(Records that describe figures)

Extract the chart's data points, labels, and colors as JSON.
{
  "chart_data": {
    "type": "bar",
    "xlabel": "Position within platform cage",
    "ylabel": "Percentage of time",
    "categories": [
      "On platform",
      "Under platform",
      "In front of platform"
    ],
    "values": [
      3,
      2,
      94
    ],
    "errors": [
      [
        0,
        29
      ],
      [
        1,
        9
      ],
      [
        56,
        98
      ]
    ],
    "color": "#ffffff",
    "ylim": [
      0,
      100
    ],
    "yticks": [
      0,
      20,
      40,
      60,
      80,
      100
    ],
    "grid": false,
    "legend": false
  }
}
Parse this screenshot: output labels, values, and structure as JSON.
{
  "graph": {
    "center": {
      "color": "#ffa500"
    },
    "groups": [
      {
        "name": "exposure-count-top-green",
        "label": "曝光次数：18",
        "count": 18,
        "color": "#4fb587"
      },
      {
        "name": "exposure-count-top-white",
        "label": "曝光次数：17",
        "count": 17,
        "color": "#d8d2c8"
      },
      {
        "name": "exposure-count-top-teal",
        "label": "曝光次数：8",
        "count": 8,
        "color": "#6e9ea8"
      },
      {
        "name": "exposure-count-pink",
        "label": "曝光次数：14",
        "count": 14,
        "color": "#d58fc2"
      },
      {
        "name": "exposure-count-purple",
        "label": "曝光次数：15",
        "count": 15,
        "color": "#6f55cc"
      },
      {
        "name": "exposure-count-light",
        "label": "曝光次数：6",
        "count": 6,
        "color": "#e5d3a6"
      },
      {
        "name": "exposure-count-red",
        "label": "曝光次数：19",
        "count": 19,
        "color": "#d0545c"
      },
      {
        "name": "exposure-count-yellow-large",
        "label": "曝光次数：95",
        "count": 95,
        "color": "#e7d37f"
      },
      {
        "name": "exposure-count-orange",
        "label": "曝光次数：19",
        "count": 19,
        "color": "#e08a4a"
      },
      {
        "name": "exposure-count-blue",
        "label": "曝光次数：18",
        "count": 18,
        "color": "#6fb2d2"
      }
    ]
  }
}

Exercise brief - Copy every line of the material, please, keeping it exactly the same.

Solved exercise -
Extract the chart's data points, labels, and colors as JSON.
{
  "chart_data": {
    "type": "bar",
    "xlabel": "Position within platform cage",
    "ylabel": "Percentage of time",
    "categories": [
      "On platform",
      "Under platform",
      "In front of platform"
    ],
    "values": [
      3,
      2,
      94
    ],
    "errors": [
      [
        0,
        29
      ],
      [
        1,
        9
      ],
      [
        56,
        98
      ]
    ],
    "color": "#ffffff",
    "ylim": [
      0,
      100
    ],
    "yticks": [
      0,
      20,
      40,
      60,
      80,
      100
    ],
    "grid": false,
    "legend": false
  }
}
Parse this screenshot: output labels, values, and structure as JSON.
{
  "graph": {
    "center": {
      "color": "#ffa500"
    },
    "groups": [
      {
        "name": "exposure-count-top-green",
        "label": "曝光次数：18",
        "count": 18,
        "color": "#4fb587"
      },
      {
        "name": "exposure-count-top-white",
        "label": "曝光次数：17",
        "count": 17,
        "color": "#d8d2c8"
      },
      {
        "name": "exposure-count-top-teal",
        "label": "曝光次数：8",
        "count": 8,
        "color": "#6e9ea8"
      },
      {
        "name": "exposure-count-pink",
        "label": "曝光次数：14",
        "count": 14,
        "color": "#d58fc2"
      },
      {
        "name": "exposure-count-purple",
        "label": "曝光次数：15",
        "count": 15,
        "color": "#6f55cc"
      },
      {
        "name": "exposure-count-light",
        "label": "曝光次数：6",
        "count": 6,
        "color": "#e5d3a6"
      },
      {
        "name": "exposure-count-red",
        "label": "曝光次数：19",
        "count": 19,
        "color": "#d0545c"
      },
      {
        "name": "exposure-count-yellow-large",
        "label": "曝光次数：95",
        "count": 95,
        "color": "#e7d37f"
      },
      {
        "name": "exposure-count-orange",
        "label": "曝光次数：19",
        "count": 19,
        "color": "#e08a4a"
      },
      {
        "name": "exposure-count-blue",
        "label": "曝光次数：18",
        "count": 18,
        "color": "#6fb2d2"
      }
    ]
  }
}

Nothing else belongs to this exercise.